• [YOUR GOAL] Without altering anything, output the material below.
::::::
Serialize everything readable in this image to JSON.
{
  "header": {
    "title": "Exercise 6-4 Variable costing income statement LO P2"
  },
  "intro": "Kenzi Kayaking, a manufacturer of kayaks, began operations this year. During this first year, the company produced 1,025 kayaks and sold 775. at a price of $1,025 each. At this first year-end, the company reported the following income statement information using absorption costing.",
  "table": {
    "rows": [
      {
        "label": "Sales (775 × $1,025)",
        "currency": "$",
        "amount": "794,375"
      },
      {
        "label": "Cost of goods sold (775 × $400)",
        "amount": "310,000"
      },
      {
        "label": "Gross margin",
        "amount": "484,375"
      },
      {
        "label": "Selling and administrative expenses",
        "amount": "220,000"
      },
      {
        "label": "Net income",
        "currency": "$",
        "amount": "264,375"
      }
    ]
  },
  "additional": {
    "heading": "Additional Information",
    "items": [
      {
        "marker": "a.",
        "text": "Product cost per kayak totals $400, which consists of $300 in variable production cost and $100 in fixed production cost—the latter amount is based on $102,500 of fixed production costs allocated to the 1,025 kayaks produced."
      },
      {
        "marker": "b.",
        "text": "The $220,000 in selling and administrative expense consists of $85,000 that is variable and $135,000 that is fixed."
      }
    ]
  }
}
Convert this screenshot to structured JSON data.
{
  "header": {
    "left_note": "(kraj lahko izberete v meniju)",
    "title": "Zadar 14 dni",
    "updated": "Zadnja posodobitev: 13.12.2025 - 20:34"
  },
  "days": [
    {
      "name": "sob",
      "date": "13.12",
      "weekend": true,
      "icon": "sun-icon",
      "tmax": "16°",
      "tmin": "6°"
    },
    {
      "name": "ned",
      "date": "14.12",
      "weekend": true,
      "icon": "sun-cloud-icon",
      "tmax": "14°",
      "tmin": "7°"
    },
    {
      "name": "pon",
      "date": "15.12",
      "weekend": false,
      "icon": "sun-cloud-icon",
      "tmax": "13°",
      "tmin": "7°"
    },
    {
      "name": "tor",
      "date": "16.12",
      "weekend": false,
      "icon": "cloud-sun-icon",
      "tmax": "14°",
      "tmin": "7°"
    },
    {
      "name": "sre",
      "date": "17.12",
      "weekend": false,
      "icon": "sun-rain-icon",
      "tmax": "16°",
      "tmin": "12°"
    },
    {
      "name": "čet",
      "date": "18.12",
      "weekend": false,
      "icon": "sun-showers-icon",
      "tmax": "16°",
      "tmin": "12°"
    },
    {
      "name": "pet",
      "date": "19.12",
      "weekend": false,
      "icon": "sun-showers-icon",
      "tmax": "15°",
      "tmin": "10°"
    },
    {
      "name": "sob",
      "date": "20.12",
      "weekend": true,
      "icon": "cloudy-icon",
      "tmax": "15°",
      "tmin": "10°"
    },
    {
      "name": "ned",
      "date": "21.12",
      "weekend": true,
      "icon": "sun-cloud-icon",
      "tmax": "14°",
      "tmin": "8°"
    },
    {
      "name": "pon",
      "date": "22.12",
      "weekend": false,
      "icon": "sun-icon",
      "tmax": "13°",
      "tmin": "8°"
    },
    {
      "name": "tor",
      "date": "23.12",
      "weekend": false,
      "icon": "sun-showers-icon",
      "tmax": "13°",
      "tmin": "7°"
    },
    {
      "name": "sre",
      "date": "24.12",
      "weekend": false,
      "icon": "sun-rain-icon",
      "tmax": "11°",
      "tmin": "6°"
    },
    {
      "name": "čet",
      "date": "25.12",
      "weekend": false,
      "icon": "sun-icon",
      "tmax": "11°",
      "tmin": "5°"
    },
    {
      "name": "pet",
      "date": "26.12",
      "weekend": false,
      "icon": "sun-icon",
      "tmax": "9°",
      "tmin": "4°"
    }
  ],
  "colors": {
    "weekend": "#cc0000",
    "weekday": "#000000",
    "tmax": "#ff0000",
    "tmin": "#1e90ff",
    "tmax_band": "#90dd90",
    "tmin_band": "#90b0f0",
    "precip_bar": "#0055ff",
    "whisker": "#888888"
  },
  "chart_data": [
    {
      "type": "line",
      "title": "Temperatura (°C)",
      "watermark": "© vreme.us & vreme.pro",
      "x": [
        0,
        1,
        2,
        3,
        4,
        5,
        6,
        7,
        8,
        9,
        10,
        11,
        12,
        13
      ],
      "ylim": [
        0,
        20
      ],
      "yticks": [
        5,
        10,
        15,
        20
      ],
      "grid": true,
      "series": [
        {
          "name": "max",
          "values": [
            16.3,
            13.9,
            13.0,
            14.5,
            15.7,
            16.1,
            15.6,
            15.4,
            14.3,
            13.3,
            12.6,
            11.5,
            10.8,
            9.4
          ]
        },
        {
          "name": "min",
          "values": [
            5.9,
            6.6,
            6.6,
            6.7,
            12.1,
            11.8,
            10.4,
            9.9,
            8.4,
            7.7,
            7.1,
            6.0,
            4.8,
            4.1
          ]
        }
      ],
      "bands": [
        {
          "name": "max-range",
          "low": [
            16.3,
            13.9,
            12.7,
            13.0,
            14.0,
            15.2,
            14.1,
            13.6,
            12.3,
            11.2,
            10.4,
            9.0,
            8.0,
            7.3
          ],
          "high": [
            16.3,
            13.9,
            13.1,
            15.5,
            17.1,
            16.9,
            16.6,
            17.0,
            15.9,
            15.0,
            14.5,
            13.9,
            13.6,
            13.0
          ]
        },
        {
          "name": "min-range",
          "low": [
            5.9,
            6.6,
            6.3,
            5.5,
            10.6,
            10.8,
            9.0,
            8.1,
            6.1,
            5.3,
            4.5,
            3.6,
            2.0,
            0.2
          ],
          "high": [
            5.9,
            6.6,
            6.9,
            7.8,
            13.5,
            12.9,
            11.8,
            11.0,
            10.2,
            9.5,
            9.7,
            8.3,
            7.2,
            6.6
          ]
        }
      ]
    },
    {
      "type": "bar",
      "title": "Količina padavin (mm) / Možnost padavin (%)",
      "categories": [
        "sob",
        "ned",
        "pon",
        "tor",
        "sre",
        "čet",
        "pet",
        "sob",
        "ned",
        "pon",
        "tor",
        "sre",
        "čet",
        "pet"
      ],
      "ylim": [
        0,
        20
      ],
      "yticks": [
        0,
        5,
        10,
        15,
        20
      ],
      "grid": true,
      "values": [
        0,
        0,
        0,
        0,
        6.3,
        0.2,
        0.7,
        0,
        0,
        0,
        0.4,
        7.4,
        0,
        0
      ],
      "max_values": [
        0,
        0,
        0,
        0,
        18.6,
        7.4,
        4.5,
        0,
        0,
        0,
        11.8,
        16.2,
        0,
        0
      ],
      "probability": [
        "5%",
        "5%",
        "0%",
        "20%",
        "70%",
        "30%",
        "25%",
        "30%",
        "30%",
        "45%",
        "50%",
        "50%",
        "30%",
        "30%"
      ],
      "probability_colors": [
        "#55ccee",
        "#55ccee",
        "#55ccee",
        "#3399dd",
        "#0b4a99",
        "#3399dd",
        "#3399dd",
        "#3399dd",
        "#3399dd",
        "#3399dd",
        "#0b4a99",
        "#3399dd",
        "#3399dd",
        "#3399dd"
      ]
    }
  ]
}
::::::
• [SOLUTION FOR THIS TASK]
Serialize everything readable in this image to JSON.
{
  "header": {
    "title": "Exercise 6-4 Variable costing income statement LO P2"
  },
  "intro": "Kenzi Kayaking, a manufacturer of kayaks, began operations this year. During this first year, the company produced 1,025 kayaks and sold 775. at a price of $1,025 each. At this first year-end, the company reported the following income statement information using absorption costing.",
  "table": {
    "rows": [
      {
        "label": "Sales (775 × $1,025)",
        "currency": "$",
        "amount": "794,375"
      },
      {
        "label": "Cost of goods sold (775 × $400)",
        "amount": "310,000"
      },
      {
        "label": "Gross margin",
        "amount": "484,375"
      },
      {
        "label": "Selling and administrative expenses",
        "amount": "220,000"
      },
      {
        "label": "Net income",
        "currency": "$",
        "amount": "264,375"
      }
    ]
  },
  "additional": {
    "heading": "Additional Information",
    "items": [
      {
        "marker": "a.",
        "text": "Product cost per kayak totals $400, which consists of $300 in variable production cost and $100 in fixed production cost—the latter amount is based on $102,500 of fixed production costs allocated to the 1,025 kayaks produced."
      },
      {
        "marker": "b.",
        "text": "The $220,000 in selling and administrative expense consists of $85,000 that is variable and $135,000 that is fixed."
      }
    ]
  }
}
Convert this screenshot to structured JSON data.
{
  "header": {
    "left_note": "(kraj lahko izberete v meniju)",
    "title": "Zadar 14 dni",
    "updated": "Zadnja posodobitev: 13.12.2025 - 20:34"
  },
  "days": [
    {
      "name": "sob",
      "date": "13.12",
      "weekend": true,
      "icon": "sun-icon",
      "tmax": "16°",
      "tmin": "6°"
    },
    {
      "name": "ned",
      "date": "14.12",
      "weekend": true,
      "icon": "sun-cloud-icon",
      "tmax": "14°",
      "tmin": "7°"
    },
    {
      "name": "pon",
      "date": "15.12",
      "weekend": false,
      "icon": "sun-cloud-icon",
      "tmax": "13°",
      "tmin": "7°"
    },
    {
      "name": "tor",
      "date": "16.12",
      "weekend": false,
      "icon": "cloud-sun-icon",
      "tmax": "14°",
      "tmin": "7°"
    },
    {
      "name": "sre",
      "date": "17.12",
      "weekend": false,
      "icon": "sun-rain-icon",
      "tmax": "16°",
      "tmin": "12°"
    },
    {
      "name": "čet",
      "date": "18.12",
      "weekend": false,
      "icon": "sun-showers-icon",
      "tmax": "16°",
      "tmin": "12°"
    },
    {
      "name": "pet",
      "date": "19.12",
      "weekend": false,
      "icon": "sun-showers-icon",
      "tmax": "15°",
      "tmin": "10°"
    },
    {
      "name": "sob",
      "date": "20.12",
      "weekend": true,
      "icon": "cloudy-icon",
      "tmax": "15°",
      "tmin": "10°"
    },
    {
      "name": "ned",
      "date": "21.12",
      "weekend": true,
      "icon": "sun-cloud-icon",
      "tmax": "14°",
      "tmin": "8°"
    },
    {
      "name": "pon",
      "date": "22.12",
      "weekend": false,
      "icon": "sun-icon",
      "tmax": "13°",
      "tmin": "8°"
    },
    {
      "name": "tor",
      "date": "23.12",
      "weekend": false,
      "icon": "sun-showers-icon",
      "tmax": "13°",
      "tmin": "7°"
    },
    {
      "name": "sre",
      "date": "24.12",
      "weekend": false,
      "icon": "sun-rain-icon",
      "tmax": "11°",
      "tmin": "6°"
    },
    {
      "name": "čet",
      "date": "25.12",
      "weekend": false,
      "icon": "sun-icon",
      "tmax": "11°",
      "tmin": "5°"
    },
    {
      "name": "pet",
      "date": "26.12",
      "weekend": false,
      "icon": "sun-icon",
      "tmax": "9°",
      "tmin": "4°"
    }
  ],
  "colors": {
    "weekend": "#cc0000",
    "weekday": "#000000",
    "tmax": "#ff0000",
    "tmin": "#1e90ff",
    "tmax_band": "#90dd90",
    "tmin_band": "#90b0f0",
    "precip_bar": "#0055ff",
    "whisker": "#888888"
  },
  "chart_data": [
    {
      "type": "line",
      "title": "Temperatura (°C)",
      "watermark": "© vreme.us & vreme.pro",
      "x": [
        0,
        1,
        2,
        3,
        4,
        5,
        6,
        7,
        8,
        9,
        10,
        11,
        12,
        13
      ],
      "ylim": [
        0,
        20
      ],
      "yticks": [
        5,
        10,
        15,
        20
      ],
      "grid": true,
      "series": [
        {
          "name": "max",
          "values": [
            16.3,
            13.9,
            13.0,
            14.5,
            15.7,
            16.1,
            15.6,
            15.4,
            14.3,
            13.3,
            12.6,
            11.5,
            10.8,
            9.4
          ]
        },
        {
          "name": "min",
          "values": [
            5.9,
            6.6,
            6.6,
            6.7,
            12.1,
            11.8,
            10.4,
            9.9,
            8.4,
            7.7,
            7.1,
            6.0,
            4.8,
            4.1
          ]
        }
      ],
      "bands": [
        {
          "name": "max-range",
          "low": [
            16.3,
            13.9,
            12.7,
            13.0,
            14.0,
            15.2,
            14.1,
            13.6,
            12.3,
            11.2,
            10.4,
            9.0,
            8.0,
            7.3
          ],
          "high": [
            16.3,
            13.9,
            13.1,
            15.5,
            17.1,
            16.9,
            16.6,
            17.0,
            15.9,
            15.0,
            14.5,
            13.9,
            13.6,
            13.0
          ]
        },
        {
          "name": "min-range",
          "low": [
            5.9,
            6.6,
            6.3,
            5.5,
            10.6,
            10.8,
            9.0,
            8.1,
            6.1,
            5.3,
            4.5,
            3.6,
            2.0,
            0.2
          ],
          "high": [
            5.9,
            6.6,
            6.9,
            7.8,
            13.5,
            12.9,
            11.8,
            11.0,
            10.2,
            9.5,
            9.7,
            8.3,
            7.2,
            6.6
          ]
        }
      ]
    },
    {
      "type": "bar",
      "title": "Količina padavin (mm) / Možnost padavin (%)",
      "categories": [
        "sob",
        "ned",
        "pon",
        "tor",
        "sre",
        "čet",
        "pet",
        "sob",
        "ned",
        "pon",
        "tor",
        "sre",
        "čet",
        "pet"
      ],
      "ylim": [
        0,
        20
      ],
      "yticks": [
        0,
        5,
        10,
        15,
        20
      ],
      "grid": true,
      "values": [
        0,
        0,
        0,
        0,
        6.3,
        0.2,
        0.7,
        0,
        0,
        0,
        0.4,
        7.4,
        0,
        0
      ],
      "max_values": [
        0,
        0,
        0,
        0,
        18.6,
        7.4,
        4.5,
        0,
        0,
        0,
        11.8,
        16.2,
        0,
        0
      ],
      "probability": [
        "5%",
        "5%",
        "0%",
        "20%",
        "70%",
        "30%",
        "25%",
        "30%",
        "30%",
        "45%",
        "50%",
        "50%",
        "30%",
        "30%"
      ],
      "probability_colors": [
        "#55ccee",
        "#55ccee",
        "#55ccee",
        "#3399dd",
        "#0b4a99",
        "#3399dd",
        "#3399dd",
        "#3399dd",
        "#3399dd",
        "#3399dd",
        "#0b4a99",
        "#3399dd",
        "#3399dd",
        "#3399dd"
      ]
    }
  ]
}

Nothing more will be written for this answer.